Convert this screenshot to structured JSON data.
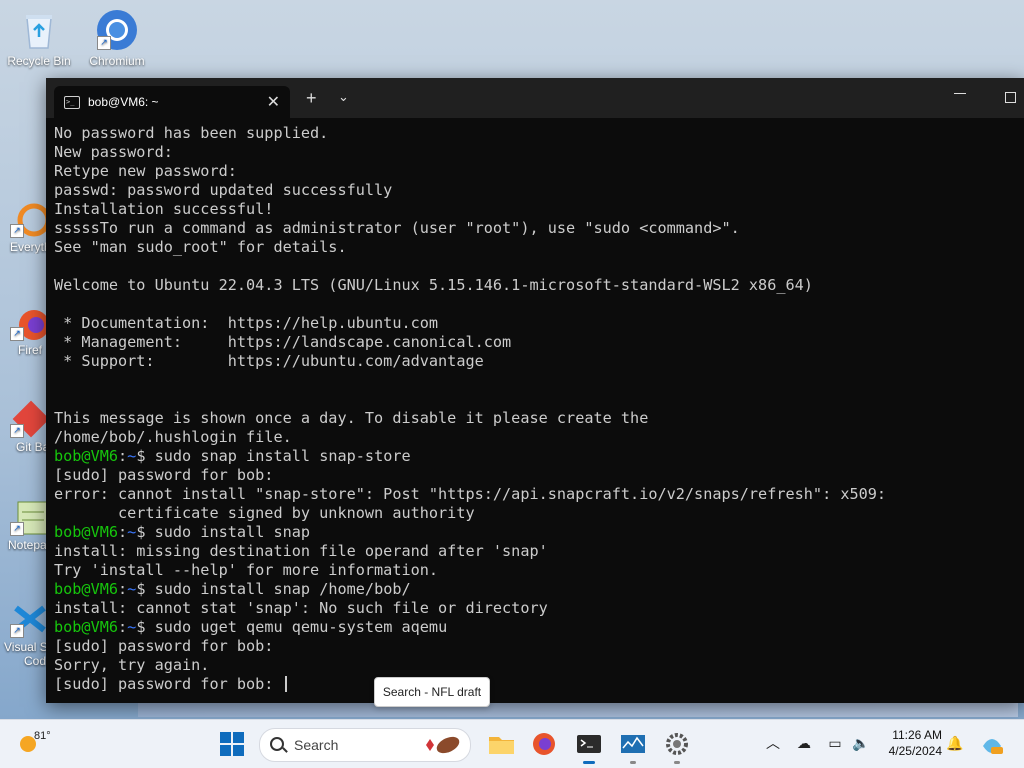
{
  "desktop": {
    "icons": [
      {
        "label": "Recycle Bin"
      },
      {
        "label": "Chromium"
      }
    ],
    "partial_icons": [
      {
        "label": "Everyth"
      },
      {
        "label": "Firef"
      },
      {
        "label": "Git Ba"
      },
      {
        "label": "Notepa"
      },
      {
        "label": "Visual S"
      },
      {
        "label": "Cod"
      }
    ]
  },
  "terminal": {
    "tab_title": "bob@VM6: ~",
    "prompt_user": "bob@VM6",
    "prompt_path": "~",
    "lines": [
      {
        "text": "No password has been supplied."
      },
      {
        "text": "New password:"
      },
      {
        "text": "Retype new password:"
      },
      {
        "text": "passwd: password updated successfully"
      },
      {
        "text": "Installation successful!"
      },
      {
        "text": "sssssTo run a command as administrator (user \"root\"), use \"sudo <command>\"."
      },
      {
        "text": "See \"man sudo_root\" for details."
      },
      {
        "text": ""
      },
      {
        "text": "Welcome to Ubuntu 22.04.3 LTS (GNU/Linux 5.15.146.1-microsoft-standard-WSL2 x86_64)"
      },
      {
        "text": ""
      },
      {
        "text": " * Documentation:  https://help.ubuntu.com"
      },
      {
        "text": " * Management:     https://landscape.canonical.com"
      },
      {
        "text": " * Support:        https://ubuntu.com/advantage"
      },
      {
        "text": ""
      },
      {
        "text": ""
      },
      {
        "text": "This message is shown once a day. To disable it please create the"
      },
      {
        "text": "/home/bob/.hushlogin file."
      },
      {
        "prompt": true,
        "text": "$ sudo snap install snap-store"
      },
      {
        "text": "[sudo] password for bob:"
      },
      {
        "text": "error: cannot install \"snap-store\": Post \"https://api.snapcraft.io/v2/snaps/refresh\": x509:"
      },
      {
        "text": "       certificate signed by unknown authority"
      },
      {
        "prompt": true,
        "text": "$ sudo install snap"
      },
      {
        "text": "install: missing destination file operand after 'snap'"
      },
      {
        "text": "Try 'install --help' for more information."
      },
      {
        "prompt": true,
        "text": "$ sudo install snap /home/bob/"
      },
      {
        "text": "install: cannot stat 'snap': No such file or directory"
      },
      {
        "prompt": true,
        "text": "$ sudo uget qemu qemu-system aqemu"
      },
      {
        "text": "[sudo] password for bob:"
      },
      {
        "text": "Sorry, try again."
      },
      {
        "text": "[sudo] password for bob: ",
        "cursor": true
      }
    ]
  },
  "tooltip": {
    "text": "Search - NFL draft"
  },
  "taskbar": {
    "weather_temp": "81°",
    "search_label": "Search",
    "clock_time": "11:26 AM",
    "clock_date": "4/25/2024"
  }
}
────
#### [Required work]
Leave out the pictures and reproduce the rest of the listing exactly.

#### [Solved problem]
Convert this screenshot to structured JSON data.
{
  "desktop": {
    "icons": [
      {
        "label": "Recycle Bin"
      },
      {
        "label": "Chromium"
      }
    ],
    "partial_icons": [
      {
        "label": "Everyth"
      },
      {
        "label": "Firef"
      },
      {
        "label": "Git Ba"
      },
      {
        "label": "Notepa"
      },
      {
        "label": "Visual S"
      },
      {
        "label": "Cod"
      }
    ]
  },
  "terminal": {
    "tab_title": "bob@VM6: ~",
    "prompt_user": "bob@VM6",
    "prompt_path": "~",
    "lines": [
      {
        "text": "No password has been supplied."
      },
      {
        "text": "New password:"
      },
      {
        "text": "Retype new password:"
      },
      {
        "text": "passwd: password updated successfully"
      },
      {
        "text": "Installation successful!"
      },
      {
        "text": "sssssTo run a command as administrator (user \"root\"), use \"sudo <command>\"."
      },
      {
        "text": "See \"man sudo_root\" for details."
      },
      {
        "text": ""
      },
      {
        "text": "Welcome to Ubuntu 22.04.3 LTS (GNU/Linux 5.15.146.1-microsoft-standard-WSL2 x86_64)"
      },
      {
        "text": ""
      },
      {
        "text": " * Documentation:  https://help.ubuntu.com"
      },
      {
        "text": " * Management:     https://landscape.canonical.com"
      },
      {
        "text": " * Support:        https://ubuntu.com/advantage"
      },
      {
        "text": ""
      },
      {
        "text": ""
      },
      {
        "text": "This message is shown once a day. To disable it please create the"
      },
      {
        "text": "/home/bob/.hushlogin file."
      },
      {
        "prompt": true,
        "text": "$ sudo snap install snap-store"
      },
      {
        "text": "[sudo] password for bob:"
      },
      {
        "text": "error: cannot install \"snap-store\": Post \"https://api.snapcraft.io/v2/snaps/refresh\": x509:"
      },
      {
        "text": "       certificate signed by unknown authority"
      },
      {
        "prompt": true,
        "text": "$ sudo install snap"
      },
      {
        "text": "install: missing destination file operand after 'snap'"
      },
      {
        "text": "Try 'install --help' for more information."
      },
      {
        "prompt": true,
        "text": "$ sudo install snap /home/bob/"
      },
      {
        "text": "install: cannot stat 'snap': No such file or directory"
      },
      {
        "prompt": true,
        "text": "$ sudo uget qemu qemu-system aqemu"
      },
      {
        "text": "[sudo] password for bob:"
      },
      {
        "text": "Sorry, try again."
      },
      {
        "text": "[sudo] password for bob: ",
        "cursor": true
      }
    ]
  },
  "tooltip": {
    "text": "Search - NFL draft"
  },
  "taskbar": {
    "weather_temp": "81°",
    "search_label": "Search",
    "clock_time": "11:26 AM",
    "clock_date": "4/25/2024"
  }
}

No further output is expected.